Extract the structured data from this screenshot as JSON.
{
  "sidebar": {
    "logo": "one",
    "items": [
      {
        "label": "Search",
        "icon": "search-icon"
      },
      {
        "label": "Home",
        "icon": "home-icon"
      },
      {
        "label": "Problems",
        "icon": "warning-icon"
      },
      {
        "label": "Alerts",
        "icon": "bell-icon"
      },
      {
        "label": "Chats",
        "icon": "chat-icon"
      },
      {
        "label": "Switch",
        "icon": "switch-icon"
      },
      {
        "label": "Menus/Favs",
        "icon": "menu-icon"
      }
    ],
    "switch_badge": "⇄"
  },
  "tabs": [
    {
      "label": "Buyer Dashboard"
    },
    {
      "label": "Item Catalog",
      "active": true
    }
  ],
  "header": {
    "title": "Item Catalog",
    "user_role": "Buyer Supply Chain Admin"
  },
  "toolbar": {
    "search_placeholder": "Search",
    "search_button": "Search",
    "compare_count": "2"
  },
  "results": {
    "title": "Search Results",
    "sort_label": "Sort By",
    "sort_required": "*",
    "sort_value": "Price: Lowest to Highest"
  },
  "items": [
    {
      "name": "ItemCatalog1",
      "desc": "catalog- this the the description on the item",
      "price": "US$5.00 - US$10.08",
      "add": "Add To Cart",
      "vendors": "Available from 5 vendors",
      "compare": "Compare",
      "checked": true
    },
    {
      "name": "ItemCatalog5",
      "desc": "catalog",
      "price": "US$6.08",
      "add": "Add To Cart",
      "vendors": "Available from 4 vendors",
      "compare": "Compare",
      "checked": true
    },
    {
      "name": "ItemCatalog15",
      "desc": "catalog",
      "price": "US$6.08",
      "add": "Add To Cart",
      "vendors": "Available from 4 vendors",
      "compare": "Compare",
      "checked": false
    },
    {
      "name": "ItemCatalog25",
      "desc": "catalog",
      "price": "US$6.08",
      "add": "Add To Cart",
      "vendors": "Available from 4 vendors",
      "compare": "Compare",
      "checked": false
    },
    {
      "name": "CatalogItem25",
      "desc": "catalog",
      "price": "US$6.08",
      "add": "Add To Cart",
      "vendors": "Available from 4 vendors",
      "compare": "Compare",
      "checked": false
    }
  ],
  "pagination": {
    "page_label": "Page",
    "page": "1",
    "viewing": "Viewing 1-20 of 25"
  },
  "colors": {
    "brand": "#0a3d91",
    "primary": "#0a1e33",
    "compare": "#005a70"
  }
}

Exercise task: Look through the data above. Copy every line with the string "Buyer" in it.

Solution for this problem:
      "label": "Buyer Dashboard"
    "user_role": "Buyer Supply Chain Admin"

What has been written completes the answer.